**TO BE DONE**: Below is a set of records; restate each one word for word.

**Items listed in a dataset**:
○ ○ ○ ○ ○ ○ ○

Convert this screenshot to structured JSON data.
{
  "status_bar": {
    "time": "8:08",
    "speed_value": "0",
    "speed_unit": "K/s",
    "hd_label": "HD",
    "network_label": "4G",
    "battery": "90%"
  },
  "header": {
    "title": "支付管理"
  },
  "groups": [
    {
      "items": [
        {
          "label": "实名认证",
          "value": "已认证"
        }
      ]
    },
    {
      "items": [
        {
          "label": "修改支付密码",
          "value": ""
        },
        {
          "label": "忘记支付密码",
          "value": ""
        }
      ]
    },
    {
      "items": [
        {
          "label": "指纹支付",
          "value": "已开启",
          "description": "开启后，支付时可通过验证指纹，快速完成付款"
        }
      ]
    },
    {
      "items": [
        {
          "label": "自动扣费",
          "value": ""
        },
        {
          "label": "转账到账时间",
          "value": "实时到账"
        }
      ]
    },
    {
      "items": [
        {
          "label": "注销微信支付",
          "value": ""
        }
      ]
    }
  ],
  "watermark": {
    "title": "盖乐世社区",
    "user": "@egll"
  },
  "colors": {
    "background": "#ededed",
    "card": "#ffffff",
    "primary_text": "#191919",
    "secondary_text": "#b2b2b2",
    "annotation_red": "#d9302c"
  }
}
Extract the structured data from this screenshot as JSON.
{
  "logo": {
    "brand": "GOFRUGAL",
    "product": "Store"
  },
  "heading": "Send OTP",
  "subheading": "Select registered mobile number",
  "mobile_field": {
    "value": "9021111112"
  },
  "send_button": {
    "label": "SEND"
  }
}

○ ○ ○ ○ ○ ○ ○

**COMPLETED TASK**:
Convert this screenshot to structured JSON data.
{
  "status_bar": {
    "time": "8:08",
    "speed_value": "0",
    "speed_unit": "K/s",
    "hd_label": "HD",
    "network_label": "4G",
    "battery": "90%"
  },
  "header": {
    "title": "支付管理"
  },
  "groups": [
    {
      "items": [
        {
          "label": "实名认证",
          "value": "已认证"
        }
      ]
    },
    {
      "items": [
        {
          "label": "修改支付密码",
          "value": ""
        },
        {
          "label": "忘记支付密码",
          "value": ""
        }
      ]
    },
    {
      "items": [
        {
          "label": "指纹支付",
          "value": "已开启",
          "description": "开启后，支付时可通过验证指纹，快速完成付款"
        }
      ]
    },
    {
      "items": [
        {
          "label": "自动扣费",
          "value": ""
        },
        {
          "label": "转账到账时间",
          "value": "实时到账"
        }
      ]
    },
    {
      "items": [
        {
          "label": "注销微信支付",
          "value": ""
        }
      ]
    }
  ],
  "watermark": {
    "title": "盖乐世社区",
    "user": "@egll"
  },
  "colors": {
    "background": "#ededed",
    "card": "#ffffff",
    "primary_text": "#191919",
    "secondary_text": "#b2b2b2",
    "annotation_red": "#d9302c"
  }
}
Extract the structured data from this screenshot as JSON.
{
  "logo": {
    "brand": "GOFRUGAL",
    "product": "Store"
  },
  "heading": "Send OTP",
  "subheading": "Select registered mobile number",
  "mobile_field": {
    "value": "9021111112"
  },
  "send_button": {
    "label": "SEND"
  }
}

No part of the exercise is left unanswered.